What the exercise asks
Copy every entry precisely.
* * * * *
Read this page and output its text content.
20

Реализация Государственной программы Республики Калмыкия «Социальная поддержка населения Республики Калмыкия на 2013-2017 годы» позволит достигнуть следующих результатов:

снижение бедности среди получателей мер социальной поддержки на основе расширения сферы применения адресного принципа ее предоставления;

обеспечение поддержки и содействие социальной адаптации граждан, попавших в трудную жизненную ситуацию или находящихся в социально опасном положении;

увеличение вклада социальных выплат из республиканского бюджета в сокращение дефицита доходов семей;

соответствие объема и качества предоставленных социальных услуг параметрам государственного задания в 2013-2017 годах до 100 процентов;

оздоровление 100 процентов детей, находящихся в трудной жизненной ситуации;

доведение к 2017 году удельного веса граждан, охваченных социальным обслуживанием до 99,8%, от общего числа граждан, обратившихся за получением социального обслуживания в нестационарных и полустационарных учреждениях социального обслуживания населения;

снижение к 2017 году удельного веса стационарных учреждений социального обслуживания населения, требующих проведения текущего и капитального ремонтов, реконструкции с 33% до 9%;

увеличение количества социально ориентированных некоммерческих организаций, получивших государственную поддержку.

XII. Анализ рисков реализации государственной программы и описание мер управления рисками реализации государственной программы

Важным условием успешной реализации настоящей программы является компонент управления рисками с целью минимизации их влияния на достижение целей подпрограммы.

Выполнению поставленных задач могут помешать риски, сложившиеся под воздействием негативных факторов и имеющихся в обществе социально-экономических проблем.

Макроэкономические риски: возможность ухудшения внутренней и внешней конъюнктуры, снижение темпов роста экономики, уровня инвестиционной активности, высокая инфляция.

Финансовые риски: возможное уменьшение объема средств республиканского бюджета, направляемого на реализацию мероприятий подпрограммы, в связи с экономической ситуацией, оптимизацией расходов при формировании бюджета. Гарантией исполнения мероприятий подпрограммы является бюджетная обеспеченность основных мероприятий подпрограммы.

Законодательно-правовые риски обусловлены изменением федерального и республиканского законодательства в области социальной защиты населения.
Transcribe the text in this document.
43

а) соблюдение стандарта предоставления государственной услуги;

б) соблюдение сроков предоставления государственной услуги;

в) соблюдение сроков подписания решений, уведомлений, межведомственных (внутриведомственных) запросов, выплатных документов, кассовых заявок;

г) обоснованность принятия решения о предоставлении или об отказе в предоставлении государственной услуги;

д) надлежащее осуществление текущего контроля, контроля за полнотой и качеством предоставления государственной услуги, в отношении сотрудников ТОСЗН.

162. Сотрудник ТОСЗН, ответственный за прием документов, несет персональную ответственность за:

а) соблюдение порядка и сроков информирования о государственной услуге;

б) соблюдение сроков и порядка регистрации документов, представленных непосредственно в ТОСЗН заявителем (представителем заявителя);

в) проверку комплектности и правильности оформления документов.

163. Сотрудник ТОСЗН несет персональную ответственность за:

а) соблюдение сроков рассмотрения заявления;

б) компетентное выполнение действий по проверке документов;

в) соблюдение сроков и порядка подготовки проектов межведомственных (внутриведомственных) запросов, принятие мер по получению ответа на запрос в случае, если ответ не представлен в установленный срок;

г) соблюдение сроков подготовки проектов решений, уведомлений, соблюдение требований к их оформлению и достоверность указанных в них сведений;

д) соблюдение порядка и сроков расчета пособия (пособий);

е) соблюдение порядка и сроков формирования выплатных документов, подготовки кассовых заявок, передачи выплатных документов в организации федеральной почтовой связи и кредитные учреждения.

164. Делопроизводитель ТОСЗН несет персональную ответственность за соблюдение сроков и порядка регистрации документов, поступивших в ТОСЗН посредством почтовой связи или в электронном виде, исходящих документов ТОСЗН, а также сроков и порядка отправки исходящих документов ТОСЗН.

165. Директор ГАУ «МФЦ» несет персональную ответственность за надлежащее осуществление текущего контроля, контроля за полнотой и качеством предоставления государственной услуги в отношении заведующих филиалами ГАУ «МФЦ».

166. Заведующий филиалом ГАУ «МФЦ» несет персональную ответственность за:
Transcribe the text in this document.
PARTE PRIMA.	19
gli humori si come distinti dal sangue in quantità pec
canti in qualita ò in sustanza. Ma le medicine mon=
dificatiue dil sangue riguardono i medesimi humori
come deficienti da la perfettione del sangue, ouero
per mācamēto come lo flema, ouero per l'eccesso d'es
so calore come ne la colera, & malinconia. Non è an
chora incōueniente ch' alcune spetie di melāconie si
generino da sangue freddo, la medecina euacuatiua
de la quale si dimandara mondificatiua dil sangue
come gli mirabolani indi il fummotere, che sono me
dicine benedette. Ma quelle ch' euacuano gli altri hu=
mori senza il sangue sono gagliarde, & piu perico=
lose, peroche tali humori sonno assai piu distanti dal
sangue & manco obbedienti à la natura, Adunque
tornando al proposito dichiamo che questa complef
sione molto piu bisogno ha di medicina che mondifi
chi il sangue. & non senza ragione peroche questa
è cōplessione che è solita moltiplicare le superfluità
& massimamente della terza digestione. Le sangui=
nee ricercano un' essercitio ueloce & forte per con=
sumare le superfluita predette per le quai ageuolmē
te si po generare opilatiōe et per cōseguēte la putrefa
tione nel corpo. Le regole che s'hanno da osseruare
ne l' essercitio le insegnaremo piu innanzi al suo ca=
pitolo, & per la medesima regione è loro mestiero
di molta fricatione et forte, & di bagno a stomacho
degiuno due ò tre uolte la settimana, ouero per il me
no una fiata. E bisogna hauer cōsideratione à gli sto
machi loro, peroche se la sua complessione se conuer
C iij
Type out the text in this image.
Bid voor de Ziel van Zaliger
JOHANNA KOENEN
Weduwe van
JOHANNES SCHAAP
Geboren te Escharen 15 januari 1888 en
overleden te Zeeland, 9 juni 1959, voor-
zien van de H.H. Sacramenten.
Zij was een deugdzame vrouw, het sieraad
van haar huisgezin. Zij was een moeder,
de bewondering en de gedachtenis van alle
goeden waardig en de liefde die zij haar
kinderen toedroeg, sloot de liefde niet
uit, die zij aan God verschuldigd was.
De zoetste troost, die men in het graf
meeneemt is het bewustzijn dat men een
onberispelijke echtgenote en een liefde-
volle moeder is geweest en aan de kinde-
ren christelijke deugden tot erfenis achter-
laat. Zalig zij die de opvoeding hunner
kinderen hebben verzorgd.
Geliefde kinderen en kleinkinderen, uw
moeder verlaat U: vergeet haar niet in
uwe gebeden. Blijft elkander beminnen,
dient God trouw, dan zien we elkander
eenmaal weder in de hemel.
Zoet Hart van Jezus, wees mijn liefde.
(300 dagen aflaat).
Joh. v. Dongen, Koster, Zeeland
* * * * *
Completed exercise
Read this page and output its text content.
20

Реализация Государственной программы Республики Калмыкия «Социальная поддержка населения Республики Калмыкия на 2013-2017 годы» позволит достигнуть следующих результатов:

снижение бедности среди получателей мер социальной поддержки на основе расширения сферы применения адресного принципа ее предоставления;

обеспечение поддержки и содействие социальной адаптации граждан, попавших в трудную жизненную ситуацию или находящихся в социально опасном положении;

увеличение вклада социальных выплат из республиканского бюджета в сокращение дефицита доходов семей;

соответствие объема и качества предоставленных социальных услуг параметрам государственного задания в 2013-2017 годах до 100 процентов;

оздоровление 100 процентов детей, находящихся в трудной жизненной ситуации;

доведение к 2017 году удельного веса граждан, охваченных социальным обслуживанием до 99,8%, от общего числа граждан, обратившихся за получением социального обслуживания в нестационарных и полустационарных учреждениях социального обслуживания населения;

снижение к 2017 году удельного веса стационарных учреждений социального обслуживания населения, требующих проведения текущего и капитального ремонтов, реконструкции с 33% до 9%;

увеличение количества социально ориентированных некоммерческих организаций, получивших государственную поддержку.

XII. Анализ рисков реализации государственной программы и описание мер управления рисками реализации государственной программы

Важным условием успешной реализации настоящей программы является компонент управления рисками с целью минимизации их влияния на достижение целей подпрограммы.

Выполнению поставленных задач могут помешать риски, сложившиеся под воздействием негативных факторов и имеющихся в обществе социально-экономических проблем.

Макроэкономические риски: возможность ухудшения внутренней и внешней конъюнктуры, снижение темпов роста экономики, уровня инвестиционной активности, высокая инфляция.

Финансовые риски: возможное уменьшение объема средств республиканского бюджета, направляемого на реализацию мероприятий подпрограммы, в связи с экономической ситуацией, оптимизацией расходов при формировании бюджета. Гарантией исполнения мероприятий подпрограммы является бюджетная обеспеченность основных мероприятий подпрограммы.

Законодательно-правовые риски обусловлены изменением федерального и республиканского законодательства в области социальной защиты населения.
Transcribe the text in this document.
43

а) соблюдение стандарта предоставления государственной услуги;

б) соблюдение сроков предоставления государственной услуги;

в) соблюдение сроков подписания решений, уведомлений, межведомственных (внутриведомственных) запросов, выплатных документов, кассовых заявок;

г) обоснованность принятия решения о предоставлении или об отказе в предоставлении государственной услуги;

д) надлежащее осуществление текущего контроля, контроля за полнотой и качеством предоставления государственной услуги, в отношении сотрудников ТОСЗН.

162. Сотрудник ТОСЗН, ответственный за прием документов, несет персональную ответственность за:

а) соблюдение порядка и сроков информирования о государственной услуге;

б) соблюдение сроков и порядка регистрации документов, представленных непосредственно в ТОСЗН заявителем (представителем заявителя);

в) проверку комплектности и правильности оформления документов.

163. Сотрудник ТОСЗН несет персональную ответственность за:

а) соблюдение сроков рассмотрения заявления;

б) компетентное выполнение действий по проверке документов;

в) соблюдение сроков и порядка подготовки проектов межведомственных (внутриведомственных) запросов, принятие мер по получению ответа на запрос в случае, если ответ не представлен в установленный срок;

г) соблюдение сроков подготовки проектов решений, уведомлений, соблюдение требований к их оформлению и достоверность указанных в них сведений;

д) соблюдение порядка и сроков расчета пособия (пособий);

е) соблюдение порядка и сроков формирования выплатных документов, подготовки кассовых заявок, передачи выплатных документов в организации федеральной почтовой связи и кредитные учреждения.

164. Делопроизводитель ТОСЗН несет персональную ответственность за соблюдение сроков и порядка регистрации документов, поступивших в ТОСЗН посредством почтовой связи или в электронном виде, исходящих документов ТОСЗН, а также сроков и порядка отправки исходящих документов ТОСЗН.

165. Директор ГАУ «МФЦ» несет персональную ответственность за надлежащее осуществление текущего контроля, контроля за полнотой и качеством предоставления государственной услуги в отношении заведующих филиалами ГАУ «МФЦ».

166. Заведующий филиалом ГАУ «МФЦ» несет персональную ответственность за:
Transcribe the text in this document.
PARTE PRIMA.	19
gli humori si come distinti dal sangue in quantità pec
canti in qualita ò in sustanza. Ma le medicine mon=
dificatiue dil sangue riguardono i medesimi humori
come deficienti da la perfettione del sangue, ouero
per mācamēto come lo flema, ouero per l'eccesso d'es
so calore come ne la colera, & malinconia. Non è an
chora incōueniente ch' alcune spetie di melāconie si
generino da sangue freddo, la medecina euacuatiua
de la quale si dimandara mondificatiua dil sangue
come gli mirabolani indi il fummotere, che sono me
dicine benedette. Ma quelle ch' euacuano gli altri hu=
mori senza il sangue sono gagliarde, & piu perico=
lose, peroche tali humori sonno assai piu distanti dal
sangue & manco obbedienti à la natura, Adunque
tornando al proposito dichiamo che questa complef
sione molto piu bisogno ha di medicina che mondifi
chi il sangue. & non senza ragione peroche questa
è cōplessione che è solita moltiplicare le superfluità
& massimamente della terza digestione. Le sangui=
nee ricercano un' essercitio ueloce & forte per con=
sumare le superfluita predette per le quai ageuolmē
te si po generare opilatiōe et per cōseguēte la putrefa
tione nel corpo. Le regole che s'hanno da osseruare
ne l' essercitio le insegnaremo piu innanzi al suo ca=
pitolo, & per la medesima regione è loro mestiero
di molta fricatione et forte, & di bagno a stomacho
degiuno due ò tre uolte la settimana, ouero per il me
no una fiata. E bisogna hauer cōsideratione à gli sto
machi loro, peroche se la sua complessione se conuer
C iij
Type out the text in this image.
Bid voor de Ziel van Zaliger
JOHANNA KOENEN
Weduwe van
JOHANNES SCHAAP
Geboren te Escharen 15 januari 1888 en
overleden te Zeeland, 9 juni 1959, voor-
zien van de H.H. Sacramenten.
Zij was een deugdzame vrouw, het sieraad
van haar huisgezin. Zij was een moeder,
de bewondering en de gedachtenis van alle
goeden waardig en de liefde die zij haar
kinderen toedroeg, sloot de liefde niet
uit, die zij aan God verschuldigd was.
De zoetste troost, die men in het graf
meeneemt is het bewustzijn dat men een
onberispelijke echtgenote en een liefde-
volle moeder is geweest en aan de kinde-
ren christelijke deugden tot erfenis achter-
laat. Zalig zij die de opvoeding hunner
kinderen hebben verzorgd.
Geliefde kinderen en kleinkinderen, uw
moeder verlaat U: vergeet haar niet in
uwe gebeden. Blijft elkander beminnen,
dient God trouw, dan zien we elkander
eenmaal weder in de hemel.
Zoet Hart van Jezus, wees mijn liefde.
(300 dagen aflaat).
Joh. v. Dongen, Koster, Zeeland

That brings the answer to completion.